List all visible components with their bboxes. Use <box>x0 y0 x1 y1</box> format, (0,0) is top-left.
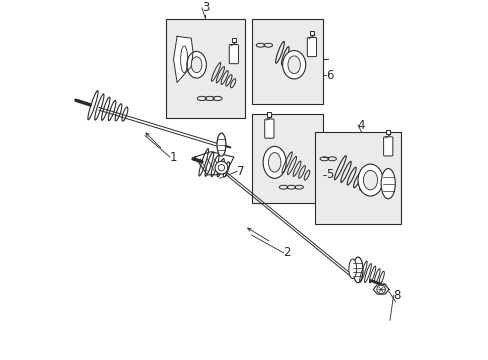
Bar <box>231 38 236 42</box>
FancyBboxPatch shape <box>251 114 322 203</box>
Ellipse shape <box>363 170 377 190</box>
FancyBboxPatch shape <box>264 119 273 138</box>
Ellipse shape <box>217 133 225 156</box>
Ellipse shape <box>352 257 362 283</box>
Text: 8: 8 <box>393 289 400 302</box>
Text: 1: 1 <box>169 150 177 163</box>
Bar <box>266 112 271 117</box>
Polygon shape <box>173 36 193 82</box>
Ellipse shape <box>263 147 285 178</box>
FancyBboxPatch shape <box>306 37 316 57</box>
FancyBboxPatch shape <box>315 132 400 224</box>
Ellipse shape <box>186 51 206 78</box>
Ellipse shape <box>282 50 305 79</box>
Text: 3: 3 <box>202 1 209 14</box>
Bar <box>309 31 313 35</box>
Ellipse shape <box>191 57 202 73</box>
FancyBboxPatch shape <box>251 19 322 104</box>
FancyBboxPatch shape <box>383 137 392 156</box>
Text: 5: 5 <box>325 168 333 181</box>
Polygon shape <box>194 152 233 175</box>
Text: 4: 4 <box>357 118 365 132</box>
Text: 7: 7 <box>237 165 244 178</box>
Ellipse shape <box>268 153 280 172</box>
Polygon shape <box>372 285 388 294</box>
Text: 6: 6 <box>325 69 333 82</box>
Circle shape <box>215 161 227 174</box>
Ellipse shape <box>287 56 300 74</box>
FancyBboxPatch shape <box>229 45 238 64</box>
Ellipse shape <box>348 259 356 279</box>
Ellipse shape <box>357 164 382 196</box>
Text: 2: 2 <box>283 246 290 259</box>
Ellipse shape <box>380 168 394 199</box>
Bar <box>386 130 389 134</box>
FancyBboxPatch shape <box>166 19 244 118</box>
---+---
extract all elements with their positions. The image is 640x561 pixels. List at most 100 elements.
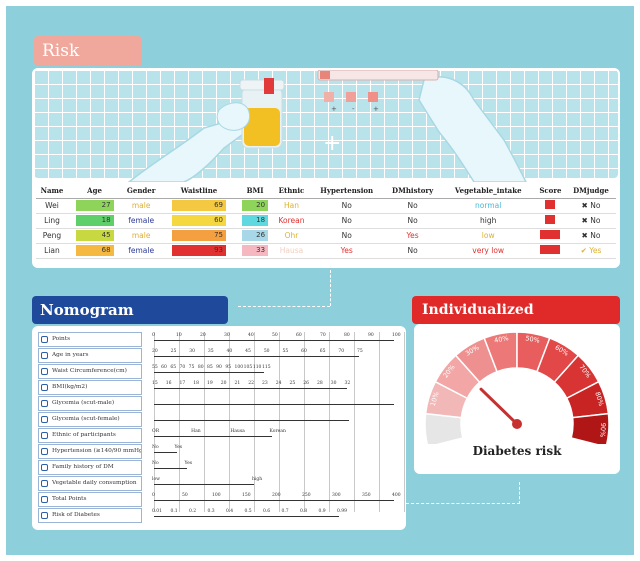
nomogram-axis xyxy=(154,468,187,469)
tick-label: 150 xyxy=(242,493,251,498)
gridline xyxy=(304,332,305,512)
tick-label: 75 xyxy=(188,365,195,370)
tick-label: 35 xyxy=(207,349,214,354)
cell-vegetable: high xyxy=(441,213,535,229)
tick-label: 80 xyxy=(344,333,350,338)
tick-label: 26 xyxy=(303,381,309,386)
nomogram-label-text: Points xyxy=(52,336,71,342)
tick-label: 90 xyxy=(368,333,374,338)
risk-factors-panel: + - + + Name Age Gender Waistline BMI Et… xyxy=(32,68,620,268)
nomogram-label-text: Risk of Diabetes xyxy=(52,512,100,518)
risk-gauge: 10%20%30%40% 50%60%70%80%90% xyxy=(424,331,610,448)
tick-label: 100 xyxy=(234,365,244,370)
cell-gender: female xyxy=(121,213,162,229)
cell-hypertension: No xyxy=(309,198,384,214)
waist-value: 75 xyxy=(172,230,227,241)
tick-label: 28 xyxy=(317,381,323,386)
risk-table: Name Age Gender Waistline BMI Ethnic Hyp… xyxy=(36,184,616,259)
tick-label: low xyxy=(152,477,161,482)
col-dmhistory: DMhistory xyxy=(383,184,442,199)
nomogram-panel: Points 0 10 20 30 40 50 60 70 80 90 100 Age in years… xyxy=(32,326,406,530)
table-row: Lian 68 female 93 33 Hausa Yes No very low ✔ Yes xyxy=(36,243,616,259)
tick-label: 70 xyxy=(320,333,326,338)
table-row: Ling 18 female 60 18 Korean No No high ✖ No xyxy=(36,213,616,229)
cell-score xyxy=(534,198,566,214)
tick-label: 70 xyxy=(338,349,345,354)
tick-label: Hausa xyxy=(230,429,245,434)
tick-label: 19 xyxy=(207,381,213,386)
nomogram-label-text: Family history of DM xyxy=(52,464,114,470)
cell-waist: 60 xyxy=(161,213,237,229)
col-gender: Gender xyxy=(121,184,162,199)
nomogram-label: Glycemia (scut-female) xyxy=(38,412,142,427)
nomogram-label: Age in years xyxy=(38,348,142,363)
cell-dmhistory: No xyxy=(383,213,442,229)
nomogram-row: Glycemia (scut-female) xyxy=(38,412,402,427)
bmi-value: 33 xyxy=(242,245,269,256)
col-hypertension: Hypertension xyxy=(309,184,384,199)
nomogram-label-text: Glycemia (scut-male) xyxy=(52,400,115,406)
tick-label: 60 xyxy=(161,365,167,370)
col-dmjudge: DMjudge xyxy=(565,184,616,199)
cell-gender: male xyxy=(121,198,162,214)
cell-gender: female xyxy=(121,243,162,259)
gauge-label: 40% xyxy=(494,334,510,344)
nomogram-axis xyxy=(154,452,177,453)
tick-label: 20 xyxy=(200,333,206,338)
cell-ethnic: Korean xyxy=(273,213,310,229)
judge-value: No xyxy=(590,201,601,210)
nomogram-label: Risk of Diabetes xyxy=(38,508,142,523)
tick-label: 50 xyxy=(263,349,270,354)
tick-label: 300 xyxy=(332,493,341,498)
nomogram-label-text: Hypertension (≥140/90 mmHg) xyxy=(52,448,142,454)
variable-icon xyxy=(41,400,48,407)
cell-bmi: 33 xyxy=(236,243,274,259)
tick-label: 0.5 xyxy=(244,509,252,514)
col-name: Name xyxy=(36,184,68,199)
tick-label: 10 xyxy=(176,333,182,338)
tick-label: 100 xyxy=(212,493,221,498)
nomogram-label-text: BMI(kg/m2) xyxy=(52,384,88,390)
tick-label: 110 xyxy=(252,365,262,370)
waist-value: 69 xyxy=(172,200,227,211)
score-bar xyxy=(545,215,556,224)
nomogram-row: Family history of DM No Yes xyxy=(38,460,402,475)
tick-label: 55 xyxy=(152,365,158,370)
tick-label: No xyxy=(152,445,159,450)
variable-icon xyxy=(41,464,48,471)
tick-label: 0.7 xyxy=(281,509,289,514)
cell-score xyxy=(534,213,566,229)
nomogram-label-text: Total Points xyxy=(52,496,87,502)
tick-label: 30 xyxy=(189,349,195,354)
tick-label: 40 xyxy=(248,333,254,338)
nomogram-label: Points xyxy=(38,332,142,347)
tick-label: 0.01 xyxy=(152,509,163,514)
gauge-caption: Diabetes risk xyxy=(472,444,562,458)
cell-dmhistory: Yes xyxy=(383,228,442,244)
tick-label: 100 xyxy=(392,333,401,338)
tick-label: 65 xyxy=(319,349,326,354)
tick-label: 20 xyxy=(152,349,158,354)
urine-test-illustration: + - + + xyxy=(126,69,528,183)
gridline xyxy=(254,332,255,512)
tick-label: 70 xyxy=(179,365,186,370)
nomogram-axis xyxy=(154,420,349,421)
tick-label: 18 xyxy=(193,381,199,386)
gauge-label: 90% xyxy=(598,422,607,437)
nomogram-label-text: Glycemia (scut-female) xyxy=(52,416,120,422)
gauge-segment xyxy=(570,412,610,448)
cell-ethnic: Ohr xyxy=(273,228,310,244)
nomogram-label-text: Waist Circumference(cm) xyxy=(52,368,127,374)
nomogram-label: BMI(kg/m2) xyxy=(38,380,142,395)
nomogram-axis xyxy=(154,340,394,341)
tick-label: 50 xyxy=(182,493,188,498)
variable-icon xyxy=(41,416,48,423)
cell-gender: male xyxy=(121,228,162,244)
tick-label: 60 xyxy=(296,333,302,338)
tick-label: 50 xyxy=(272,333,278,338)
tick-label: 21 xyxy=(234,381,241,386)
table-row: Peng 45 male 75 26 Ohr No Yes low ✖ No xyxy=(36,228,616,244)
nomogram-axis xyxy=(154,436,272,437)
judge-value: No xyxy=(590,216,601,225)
---+---
TASK REQUIREMENTS
Repeat only the lines from the line with "nomogram-axis xyxy=(154,468,187,469)" to the line with "tick-label: 26 xyxy=(303,381,309,386)", switching "tick-label" to "axis-label" and leaving everything else unchanged.

RESULT OF THIS TASK
nomogram-axis xyxy=(154,468,187,469)
axis-label: 150 xyxy=(242,493,251,498)
gridline xyxy=(304,332,305,512)
axis-label: 75 xyxy=(188,365,195,370)
axis-label: 35 xyxy=(207,349,214,354)
cell-vegetable: high xyxy=(441,213,535,229)
axis-label: 80 xyxy=(344,333,350,338)
axis-label: 26 xyxy=(303,381,309,386)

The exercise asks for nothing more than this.